* _ENTRIES_:
- - -

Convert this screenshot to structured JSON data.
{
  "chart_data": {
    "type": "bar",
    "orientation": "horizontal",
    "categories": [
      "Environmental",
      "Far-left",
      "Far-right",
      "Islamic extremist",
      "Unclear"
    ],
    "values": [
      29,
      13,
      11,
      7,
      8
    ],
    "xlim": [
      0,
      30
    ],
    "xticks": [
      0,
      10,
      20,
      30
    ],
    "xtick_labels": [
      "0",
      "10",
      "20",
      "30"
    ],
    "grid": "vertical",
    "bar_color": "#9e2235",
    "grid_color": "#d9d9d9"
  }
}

- - -

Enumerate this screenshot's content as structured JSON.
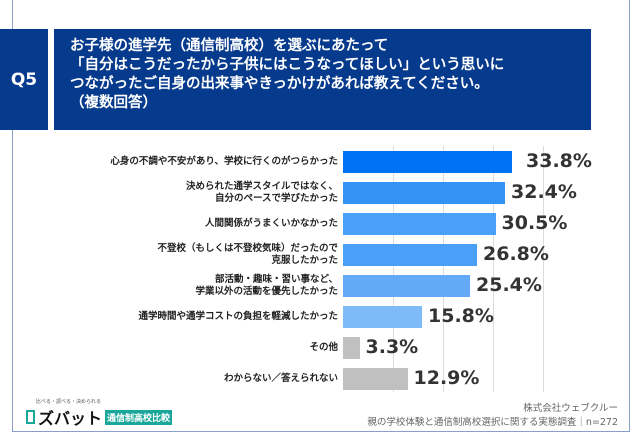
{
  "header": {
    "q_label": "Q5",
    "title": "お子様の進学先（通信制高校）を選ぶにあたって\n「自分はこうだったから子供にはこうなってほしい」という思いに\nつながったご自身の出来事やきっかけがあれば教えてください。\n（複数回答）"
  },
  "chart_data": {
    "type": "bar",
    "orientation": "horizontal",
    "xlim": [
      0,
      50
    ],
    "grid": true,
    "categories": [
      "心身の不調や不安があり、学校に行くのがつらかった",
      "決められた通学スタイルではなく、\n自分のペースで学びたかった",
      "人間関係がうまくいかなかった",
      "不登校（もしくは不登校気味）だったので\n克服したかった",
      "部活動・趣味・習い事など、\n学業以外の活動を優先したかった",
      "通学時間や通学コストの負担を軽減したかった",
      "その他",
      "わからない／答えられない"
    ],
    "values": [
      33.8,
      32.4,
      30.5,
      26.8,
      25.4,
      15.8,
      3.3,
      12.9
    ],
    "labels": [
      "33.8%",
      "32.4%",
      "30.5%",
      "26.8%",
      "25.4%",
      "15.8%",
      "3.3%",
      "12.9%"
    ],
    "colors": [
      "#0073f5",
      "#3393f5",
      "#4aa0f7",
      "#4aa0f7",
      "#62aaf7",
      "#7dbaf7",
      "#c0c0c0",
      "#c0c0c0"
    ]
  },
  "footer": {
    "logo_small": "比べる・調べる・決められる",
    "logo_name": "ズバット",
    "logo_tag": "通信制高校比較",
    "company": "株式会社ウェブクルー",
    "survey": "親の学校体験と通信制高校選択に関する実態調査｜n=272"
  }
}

- - -

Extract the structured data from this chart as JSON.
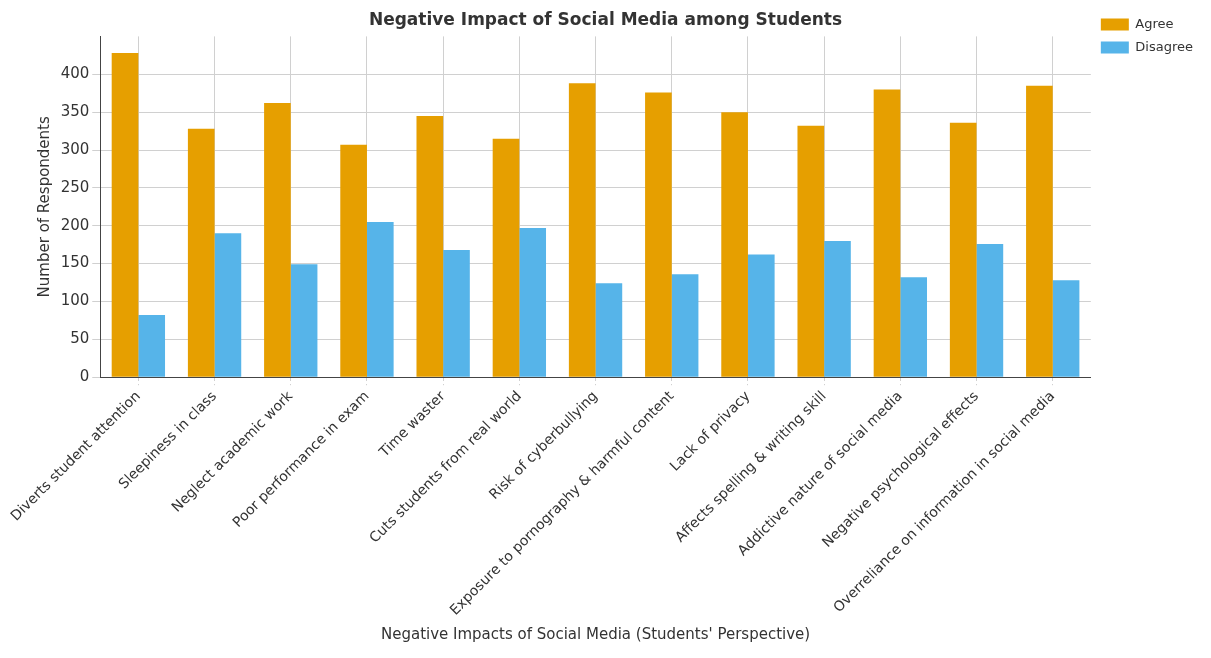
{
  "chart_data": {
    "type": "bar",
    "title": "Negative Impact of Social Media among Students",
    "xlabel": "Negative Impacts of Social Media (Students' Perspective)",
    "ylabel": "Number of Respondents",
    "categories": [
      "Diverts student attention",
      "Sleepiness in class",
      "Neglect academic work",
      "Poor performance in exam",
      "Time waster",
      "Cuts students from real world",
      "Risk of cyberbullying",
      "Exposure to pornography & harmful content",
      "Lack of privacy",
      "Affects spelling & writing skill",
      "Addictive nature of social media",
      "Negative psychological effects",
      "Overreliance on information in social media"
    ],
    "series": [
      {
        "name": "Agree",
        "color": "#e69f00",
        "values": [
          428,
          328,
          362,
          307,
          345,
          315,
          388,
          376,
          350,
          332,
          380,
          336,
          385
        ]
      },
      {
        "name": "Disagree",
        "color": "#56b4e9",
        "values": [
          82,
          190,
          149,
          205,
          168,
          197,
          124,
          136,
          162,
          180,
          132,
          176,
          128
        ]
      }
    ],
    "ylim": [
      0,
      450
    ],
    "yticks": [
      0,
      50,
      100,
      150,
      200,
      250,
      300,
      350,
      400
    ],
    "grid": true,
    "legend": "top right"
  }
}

- - -

* _REQUIRED WORK_: Gather up, from the records above, each line where the word "this" appears.

* _REPLY TO THE EXERCISE_:
Convert this screenshot to structured JSON data.
Enumerate this screenshot's content as structured JSON.
Extract the structured data from this chart as JSON.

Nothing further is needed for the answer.